= GOAL OF THE EXERCISE =
Output only the count of lines that contain "legend".

── RECORDS FOR THE TASK ──

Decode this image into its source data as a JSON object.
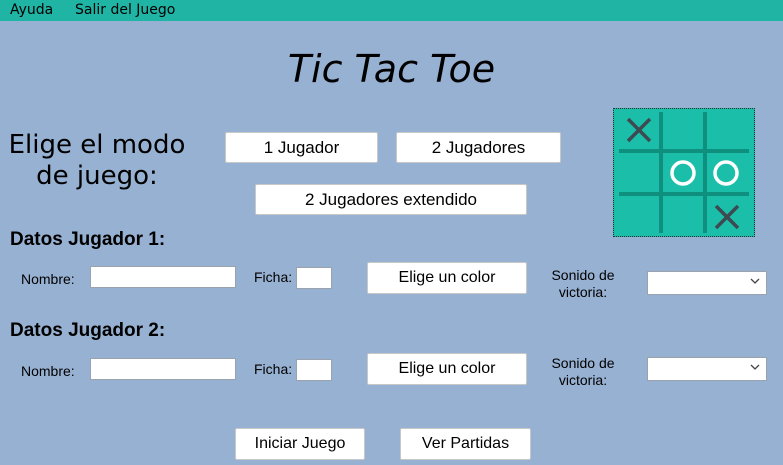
{
  "menu": {
    "help": "Ayuda",
    "exit": "Salir del Juego"
  },
  "title": "Tic Tac Toe",
  "mode": {
    "label_line1": "Elige el modo",
    "label_line2": "de juego:",
    "one_player": "1 Jugador",
    "two_players": "2 Jugadores",
    "two_players_extended": "2 Jugadores extendido"
  },
  "player1": {
    "heading": "Datos Jugador 1:",
    "name_label": "Nombre:",
    "name_value": "",
    "token_label": "Ficha:",
    "token_value": "",
    "color_button": "Elige un color",
    "sound_label_line1": "Sonido de",
    "sound_label_line2": "victoria:",
    "sound_value": ""
  },
  "player2": {
    "heading": "Datos Jugador 2:",
    "name_label": "Nombre:",
    "name_value": "",
    "token_label": "Ficha:",
    "token_value": "",
    "color_button": "Elige un color",
    "sound_label_line1": "Sonido de",
    "sound_label_line2": "victoria:",
    "sound_value": ""
  },
  "actions": {
    "start": "Iniciar Juego",
    "view_games": "Ver Partidas"
  },
  "board_preview": {
    "cells": [
      "X",
      "",
      "",
      "",
      "O",
      "O",
      "",
      "",
      "X"
    ],
    "background_color": "#1bbfa9",
    "line_color": "#0f8f7d",
    "x_color": "#3d4a52",
    "o_color": "#ffffff"
  },
  "colors": {
    "background": "#97b1d2",
    "menubar": "#1fb4a4"
  }
}
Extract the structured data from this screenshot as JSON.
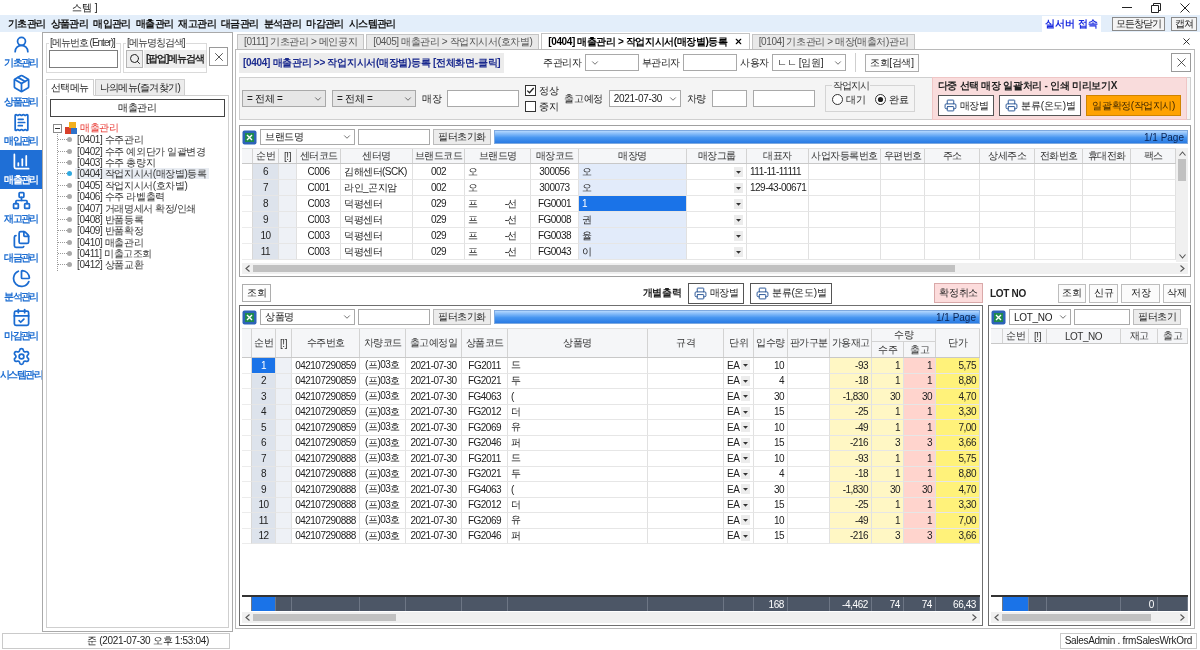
{
  "window": {
    "title": "스템 ]"
  },
  "menu_bar": {
    "items": [
      "기초관리",
      "상품관리",
      "매입관리",
      "매출관리",
      "재고관리",
      "대금관리",
      "분석관리",
      "마감관리",
      "시스템관리"
    ],
    "server_status": "실서버 접속",
    "buttons": [
      "모든창닫기",
      "캡쳐"
    ]
  },
  "nav_rail": [
    {
      "label": "기초관리",
      "selected": false
    },
    {
      "label": "상품관리",
      "selected": false
    },
    {
      "label": "매입관리",
      "selected": false
    },
    {
      "label": "매출관리",
      "selected": true
    },
    {
      "label": "재고관리",
      "selected": false
    },
    {
      "label": "대금관리",
      "selected": false
    },
    {
      "label": "분석관리",
      "selected": false
    },
    {
      "label": "마감관리",
      "selected": false
    },
    {
      "label": "시스템관리",
      "selected": false
    }
  ],
  "menu_panel": {
    "number_search": {
      "legend": "[메뉴번호 (Enter)]"
    },
    "name_search": {
      "legend": "[메뉴명칭검색]",
      "button": "[팝업]메뉴검색"
    },
    "tabs": [
      {
        "label": "선택메뉴",
        "selected": true
      },
      {
        "label": "나의메뉴(즐겨찾기)",
        "selected": false
      }
    ],
    "group_button": "매출관리",
    "tree": {
      "label": "매출관리",
      "expanded": true,
      "children": [
        {
          "label": "[0401] 수주관리",
          "selected": false
        },
        {
          "label": "[0402] 수주 예외단가 일괄변경",
          "selected": false
        },
        {
          "label": "[0403] 수주 총량지",
          "selected": false
        },
        {
          "label": "[0404] 작업지시서(매장별)등록",
          "selected": true
        },
        {
          "label": "[0405] 작업지시서(호차별)",
          "selected": false
        },
        {
          "label": "[0406] 수주 라벨출력",
          "selected": false
        },
        {
          "label": "[0407] 거래명세서 확정/인쇄",
          "selected": false
        },
        {
          "label": "[0408] 반품등록",
          "selected": false
        },
        {
          "label": "[0409] 반품확정",
          "selected": false
        },
        {
          "label": "[0410] 매출관리",
          "selected": false
        },
        {
          "label": "[0411] 미출고조회",
          "selected": false
        },
        {
          "label": "[0412] 상품교환",
          "selected": false
        }
      ]
    }
  },
  "doc_tabs": [
    {
      "label": "[0111] 기초관리 > 메인공지",
      "selected": false
    },
    {
      "label": "[0405] 매출관리 > 작업지시서(호차별)",
      "selected": false
    },
    {
      "label": "[0404] 매출관리 > 작업지시서(매장별)등록",
      "selected": true
    },
    {
      "label": "[0104] 기초관리 > 매장(매출처)관리",
      "selected": false
    }
  ],
  "form_header": {
    "title": "[0404] 매출관리 >> 작업지시서(매장별)등록 [전체화면-클릭]",
    "main_manager_label": "주관리자",
    "sub_manager_label": "부관리자",
    "user": {
      "label": "사용자",
      "value": "ㄴㄴ [임원]"
    },
    "search_button": "조회[검색]"
  },
  "filters": {
    "selects": [
      "= 전체 =",
      "= 전체 ="
    ],
    "store_label": "매장",
    "status": [
      {
        "label": "정상",
        "checked": true
      },
      {
        "label": "중지",
        "checked": false
      }
    ],
    "ship_date": {
      "label": "출고예정",
      "value": "2021-07-30"
    },
    "vehicle_label": "차량",
    "work_order": {
      "legend": "작업지시",
      "options": [
        {
          "label": "대기",
          "selected": false
        },
        {
          "label": "완료",
          "selected": true
        }
      ]
    }
  },
  "batch_panel": {
    "title": "다중 선택 매장 일괄처리 - 인쇄 미리보기X",
    "buttons": [
      {
        "label": "매장별",
        "kind": "print"
      },
      {
        "label": "분류(온도)별",
        "kind": "print"
      },
      {
        "label": "일괄확정(작업지시)",
        "kind": "confirm"
      }
    ]
  },
  "store_grid": {
    "filter_field": "브랜드명",
    "reset_button": "필터초기화",
    "page": "1/1 Page",
    "columns": [
      {
        "label": "순번",
        "kind": "index",
        "current": false
      },
      {
        "label": "[!]",
        "kind": "flag",
        "current": false
      },
      {
        "label": "센터코드",
        "kind": "code",
        "current": false
      },
      {
        "label": "센터명",
        "kind": "text",
        "current": false
      },
      {
        "label": "브랜드코드",
        "kind": "code",
        "current": false
      },
      {
        "label": "브랜드명",
        "kind": "text",
        "current": false
      },
      {
        "label": "매장코드",
        "kind": "code",
        "current": false
      },
      {
        "label": "매장명",
        "kind": "text",
        "current": true
      },
      {
        "label": "매장그룹",
        "kind": "dropdown",
        "current": false
      },
      {
        "label": "대표자",
        "kind": "text",
        "current": false
      },
      {
        "label": "사업자등록번호",
        "kind": "text",
        "current": false
      },
      {
        "label": "우편번호",
        "kind": "text",
        "current": false
      },
      {
        "label": "주소",
        "kind": "text",
        "current": false
      },
      {
        "label": "상세주소",
        "kind": "text",
        "current": false
      },
      {
        "label": "전화번호",
        "kind": "text",
        "current": false
      },
      {
        "label": "휴대전화",
        "kind": "text",
        "current": false
      },
      {
        "label": "팩스",
        "kind": "text",
        "current": false
      }
    ],
    "rows": [
      {
        "selected": false,
        "cells": [
          "6",
          null,
          "C006",
          "김해센터(SCK)",
          "002",
          "오",
          "300056",
          "오",
          null,
          "111-11-11111"
        ]
      },
      {
        "selected": false,
        "cells": [
          "7",
          null,
          "C001",
          "라인_곤지암",
          "002",
          "오",
          "300073",
          "오",
          null,
          "129-43-00671"
        ]
      },
      {
        "selected": true,
        "cells": [
          "8",
          null,
          "C003",
          "덕평센터",
          "029",
          {
            "text": "프",
            "tail": "-선"
          },
          "FG0001",
          "1"
        ]
      },
      {
        "selected": false,
        "cells": [
          "9",
          null,
          "C003",
          "덕평센터",
          "029",
          {
            "text": "프",
            "tail": "-선"
          },
          "FG0008",
          "권"
        ]
      },
      {
        "selected": false,
        "cells": [
          "10",
          null,
          "C003",
          "덕평센터",
          "029",
          {
            "text": "프",
            "tail": "-선"
          },
          "FG0038",
          "율"
        ]
      },
      {
        "selected": false,
        "cells": [
          "11",
          null,
          "C003",
          "덕평센터",
          "029",
          {
            "text": "프",
            "tail": "-선"
          },
          "FG0043",
          "이"
        ]
      }
    ]
  },
  "order_actions": {
    "query_button": "조회",
    "print_label": "개별출력",
    "print_buttons": [
      "매장별",
      "분류(온도)별"
    ],
    "cancel_button": "확정취소"
  },
  "order_grid": {
    "filter_field": "상품명",
    "reset_button": "필터초기화",
    "page": "1/1 Page",
    "column_group": {
      "label": "수량"
    },
    "columns": [
      {
        "label": "순번",
        "kind": "index",
        "current": true
      },
      {
        "label": "[!]",
        "kind": "flag",
        "current": false
      },
      {
        "label": "수주번호",
        "kind": "code",
        "current": false
      },
      {
        "label": "차량코드",
        "kind": "code",
        "current": false
      },
      {
        "label": "출고예정일",
        "kind": "code",
        "current": false
      },
      {
        "label": "상품코드",
        "kind": "code",
        "current": false
      },
      {
        "label": "상품명",
        "kind": "text",
        "current": false
      },
      {
        "label": "규격",
        "kind": "text",
        "current": false
      },
      {
        "label": "단위",
        "kind": "dropdown",
        "current": false
      },
      {
        "label": "입수량",
        "kind": "number",
        "current": false,
        "total": "168"
      },
      {
        "label": "판가구분",
        "kind": "text",
        "current": false
      },
      {
        "label": "가용재고",
        "kind": "stock",
        "current": false,
        "total": "-4,462"
      },
      {
        "label": "수주",
        "kind": "order",
        "current": false,
        "grouped": true,
        "total": "74"
      },
      {
        "label": "출고",
        "kind": "ship",
        "current": false,
        "grouped": true,
        "total": "74"
      },
      {
        "label": "단가",
        "kind": "price",
        "current": false,
        "total": "66,43"
      }
    ],
    "rows": [
      {
        "selected": true,
        "cells": [
          "1",
          null,
          "042107290859",
          "(프)03호",
          "2021-07-30",
          "FG2011",
          "드",
          null,
          "EA",
          "10",
          null,
          "-93",
          "1",
          "1",
          "5,75"
        ]
      },
      {
        "selected": false,
        "cells": [
          "2",
          null,
          "042107290859",
          "(프)03호",
          "2021-07-30",
          "FG2021",
          "두",
          null,
          "EA",
          "4",
          null,
          "-18",
          "1",
          "1",
          "8,80"
        ]
      },
      {
        "selected": false,
        "cells": [
          "3",
          null,
          "042107290859",
          "(프)03호",
          "2021-07-30",
          "FG4063",
          "(",
          null,
          "EA",
          "30",
          null,
          "-1,830",
          "30",
          "30",
          "4,70"
        ]
      },
      {
        "selected": false,
        "cells": [
          "4",
          null,
          "042107290859",
          "(프)03호",
          "2021-07-30",
          "FG2012",
          "더",
          null,
          "EA",
          "15",
          null,
          "-25",
          "1",
          "1",
          "3,30"
        ]
      },
      {
        "selected": false,
        "cells": [
          "5",
          null,
          "042107290859",
          "(프)03호",
          "2021-07-30",
          "FG2069",
          "유",
          null,
          "EA",
          "10",
          null,
          "-49",
          "1",
          "1",
          "7,00"
        ]
      },
      {
        "selected": false,
        "cells": [
          "6",
          null,
          "042107290859",
          "(프)03호",
          "2021-07-30",
          "FG2046",
          "퍼",
          null,
          "EA",
          "15",
          null,
          "-216",
          "3",
          "3",
          "3,66"
        ]
      },
      {
        "selected": false,
        "cells": [
          "7",
          null,
          "042107290888",
          "(프)03호",
          "2021-07-30",
          "FG2011",
          "드",
          null,
          "EA",
          "10",
          null,
          "-93",
          "1",
          "1",
          "5,75"
        ]
      },
      {
        "selected": false,
        "cells": [
          "8",
          null,
          "042107290888",
          "(프)03호",
          "2021-07-30",
          "FG2021",
          "두",
          null,
          "EA",
          "4",
          null,
          "-18",
          "1",
          "1",
          "8,80"
        ]
      },
      {
        "selected": false,
        "cells": [
          "9",
          null,
          "042107290888",
          "(프)03호",
          "2021-07-30",
          "FG4063",
          "(",
          null,
          "EA",
          "30",
          null,
          "-1,830",
          "30",
          "30",
          "4,70"
        ]
      },
      {
        "selected": false,
        "cells": [
          "10",
          null,
          "042107290888",
          "(프)03호",
          "2021-07-30",
          "FG2012",
          "더",
          null,
          "EA",
          "15",
          null,
          "-25",
          "1",
          "1",
          "3,30"
        ]
      },
      {
        "selected": false,
        "cells": [
          "11",
          null,
          "042107290888",
          "(프)03호",
          "2021-07-30",
          "FG2069",
          "유",
          null,
          "EA",
          "10",
          null,
          "-49",
          "1",
          "1",
          "7,00"
        ]
      },
      {
        "selected": false,
        "cells": [
          "12",
          null,
          "042107290888",
          "(프)03호",
          "2021-07-30",
          "FG2046",
          "퍼",
          null,
          "EA",
          "15",
          null,
          "-216",
          "3",
          "3",
          "3,66"
        ]
      }
    ]
  },
  "lot_panel": {
    "title": "LOT NO",
    "buttons": [
      "조회",
      "신규",
      "저장",
      "삭제"
    ],
    "grid": {
      "filter_field": "LOT_NO",
      "reset_button": "필터초기",
      "columns": [
        {
          "label": "순번",
          "current": true
        },
        {
          "label": "[!]",
          "current": false
        },
        {
          "label": "LOT_NO",
          "current": false
        },
        {
          "label": "재고",
          "current": false,
          "total": "0"
        },
        {
          "label": "출고",
          "current": false
        }
      ]
    }
  },
  "status_bar": {
    "timestamp": "준 (2021-07-30 오후 1:53:04)",
    "form_name": "SalesAdmin . frmSalesWrkOrd"
  }
}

───

= ANSWER IN FULL =
3